**Given exercise**
Rewrite the listing below as a numbered list with no blank lines and no pictures, starting at the line containing "List UI elements" and ending with the line containing "timeline-bar-label: 0,071 ms".

**Extracted entries**
===

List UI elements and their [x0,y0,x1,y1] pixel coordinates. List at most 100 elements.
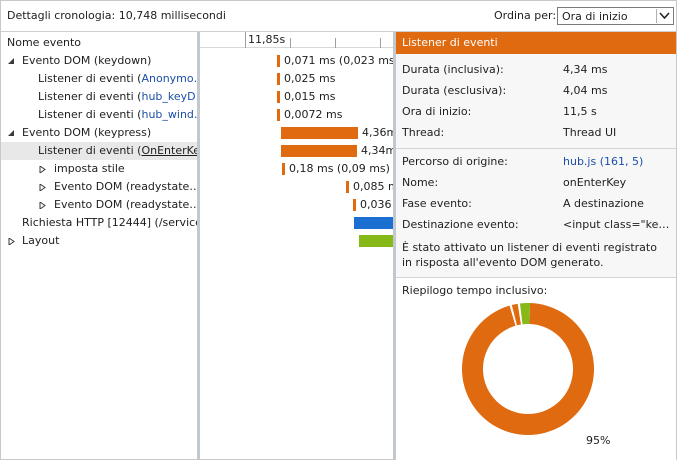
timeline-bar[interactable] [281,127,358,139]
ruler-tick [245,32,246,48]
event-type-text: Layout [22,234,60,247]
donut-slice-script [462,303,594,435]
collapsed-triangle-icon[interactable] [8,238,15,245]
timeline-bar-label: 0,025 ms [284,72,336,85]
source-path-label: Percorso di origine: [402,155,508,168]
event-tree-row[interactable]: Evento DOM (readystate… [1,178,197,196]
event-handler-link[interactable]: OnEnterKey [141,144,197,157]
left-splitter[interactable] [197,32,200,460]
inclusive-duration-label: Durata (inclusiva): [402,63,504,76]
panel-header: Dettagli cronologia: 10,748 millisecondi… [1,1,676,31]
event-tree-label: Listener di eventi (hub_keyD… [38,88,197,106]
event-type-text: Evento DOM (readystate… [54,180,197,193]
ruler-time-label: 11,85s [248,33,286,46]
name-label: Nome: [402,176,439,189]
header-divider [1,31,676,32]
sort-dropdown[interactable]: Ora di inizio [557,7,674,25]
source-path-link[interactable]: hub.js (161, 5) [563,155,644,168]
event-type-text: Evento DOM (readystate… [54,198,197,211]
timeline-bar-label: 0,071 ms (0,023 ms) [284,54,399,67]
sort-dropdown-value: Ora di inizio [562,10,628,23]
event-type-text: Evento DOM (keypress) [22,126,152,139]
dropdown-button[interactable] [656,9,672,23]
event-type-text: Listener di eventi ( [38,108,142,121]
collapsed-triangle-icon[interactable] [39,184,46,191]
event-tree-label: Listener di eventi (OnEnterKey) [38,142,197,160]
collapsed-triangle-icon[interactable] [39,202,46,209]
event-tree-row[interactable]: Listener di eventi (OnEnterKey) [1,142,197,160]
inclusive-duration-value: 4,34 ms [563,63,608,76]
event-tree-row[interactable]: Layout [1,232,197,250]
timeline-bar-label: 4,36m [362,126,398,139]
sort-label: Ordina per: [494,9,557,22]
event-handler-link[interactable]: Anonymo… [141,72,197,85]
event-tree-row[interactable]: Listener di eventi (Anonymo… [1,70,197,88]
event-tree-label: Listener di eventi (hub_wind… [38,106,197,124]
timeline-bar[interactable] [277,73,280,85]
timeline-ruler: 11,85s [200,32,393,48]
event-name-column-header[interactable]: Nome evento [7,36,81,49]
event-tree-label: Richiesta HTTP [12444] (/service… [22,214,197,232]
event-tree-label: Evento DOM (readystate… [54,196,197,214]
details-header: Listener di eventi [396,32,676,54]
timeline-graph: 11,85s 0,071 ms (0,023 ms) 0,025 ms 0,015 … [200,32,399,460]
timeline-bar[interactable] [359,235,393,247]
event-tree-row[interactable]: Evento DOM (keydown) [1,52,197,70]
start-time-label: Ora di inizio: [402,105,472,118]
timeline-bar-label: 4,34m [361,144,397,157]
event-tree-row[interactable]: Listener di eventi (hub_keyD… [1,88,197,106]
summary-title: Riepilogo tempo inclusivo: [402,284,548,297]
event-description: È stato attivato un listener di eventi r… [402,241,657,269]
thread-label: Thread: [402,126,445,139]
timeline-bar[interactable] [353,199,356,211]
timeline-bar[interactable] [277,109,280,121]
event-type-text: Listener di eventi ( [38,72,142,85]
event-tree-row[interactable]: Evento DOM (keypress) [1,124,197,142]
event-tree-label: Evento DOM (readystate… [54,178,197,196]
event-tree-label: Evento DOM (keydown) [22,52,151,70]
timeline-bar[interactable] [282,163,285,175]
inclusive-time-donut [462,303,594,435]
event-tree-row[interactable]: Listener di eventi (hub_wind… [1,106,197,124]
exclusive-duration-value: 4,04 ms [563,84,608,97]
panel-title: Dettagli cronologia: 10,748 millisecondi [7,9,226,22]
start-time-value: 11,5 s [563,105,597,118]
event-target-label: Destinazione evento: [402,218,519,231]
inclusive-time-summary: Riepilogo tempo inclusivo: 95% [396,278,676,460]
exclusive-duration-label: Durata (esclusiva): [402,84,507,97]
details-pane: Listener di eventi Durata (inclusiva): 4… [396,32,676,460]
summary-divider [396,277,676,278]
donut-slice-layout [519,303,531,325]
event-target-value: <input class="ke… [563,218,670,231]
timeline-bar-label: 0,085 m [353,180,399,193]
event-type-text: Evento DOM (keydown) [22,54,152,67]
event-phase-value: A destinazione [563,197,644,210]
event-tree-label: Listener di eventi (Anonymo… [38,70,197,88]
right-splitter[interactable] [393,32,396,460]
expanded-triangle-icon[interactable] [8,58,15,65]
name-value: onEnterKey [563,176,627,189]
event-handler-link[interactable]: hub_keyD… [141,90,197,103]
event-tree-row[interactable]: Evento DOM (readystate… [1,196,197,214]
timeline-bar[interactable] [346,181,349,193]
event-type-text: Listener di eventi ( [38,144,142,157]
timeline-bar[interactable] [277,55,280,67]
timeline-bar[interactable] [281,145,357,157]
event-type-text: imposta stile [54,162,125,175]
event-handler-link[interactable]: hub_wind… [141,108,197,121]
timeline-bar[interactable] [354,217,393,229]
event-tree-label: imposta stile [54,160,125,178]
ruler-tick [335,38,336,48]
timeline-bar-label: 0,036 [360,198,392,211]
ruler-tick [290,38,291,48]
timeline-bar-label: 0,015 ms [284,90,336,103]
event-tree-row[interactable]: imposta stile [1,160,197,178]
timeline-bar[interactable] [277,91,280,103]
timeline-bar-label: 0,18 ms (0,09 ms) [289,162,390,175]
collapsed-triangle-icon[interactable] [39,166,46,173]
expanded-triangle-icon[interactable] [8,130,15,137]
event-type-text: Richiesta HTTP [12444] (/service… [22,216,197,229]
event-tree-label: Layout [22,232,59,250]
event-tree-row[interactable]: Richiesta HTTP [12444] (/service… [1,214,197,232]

===

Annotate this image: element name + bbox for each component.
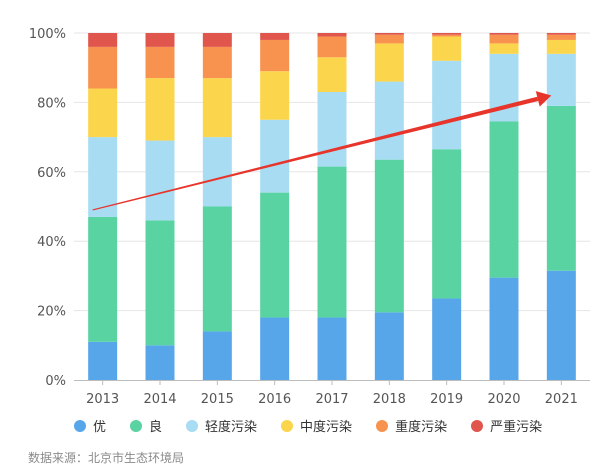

===

**Solution to the problem**
1. List UI elements and their [x0,y0,x1,y1] pixel coordinates. List at most 100 elements.
2. timeline-bar[interactable] [281,127,358,139]
3. ruler-tick [245,32,246,48]
4. event-type-text: Layout [22,234,60,247]
5. donut-slice-script [462,303,594,435]
6. collapsed-triangle-icon[interactable] [8,238,15,245]
7. timeline-bar-label: 0,025 ms [284,72,336,85]
8. source-path-label: Percorso di origine: [402,155,508,168]
9. event-tree-row[interactable]: Evento DOM (readystate… [1,178,197,196]
10. event-handler-link[interactable]: OnEnterKey [141,144,197,157]
11. left-splitter[interactable] [197,32,200,460]
12. inclusive-duration-label: Durata (inclusiva): [402,63,504,76]
13. panel-header: Dettagli cronologia: 10,748 millisecondi… [1,1,676,31]
14. event-tree-label: Listener di eventi (hub_keyD… [38,88,197,106]
15. event-type-text: Evento DOM (readystate… [54,180,197,193]
16. ruler-time-label: 11,85s [248,33,286,46]
17. name-label: Nome: [402,176,439,189]
18. header-divider [1,31,676,32]
19. sort-dropdown[interactable]: Ora di inizio [557,7,674,25]
20. source-path-link[interactable]: hub.js (161, 5) [563,155,644,168]
21. event-type-text: Evento DOM (readystate… [54,198,197,211]
22. timeline-bar-label: 0,071 ms (0,023 ms) [284,54,399,67]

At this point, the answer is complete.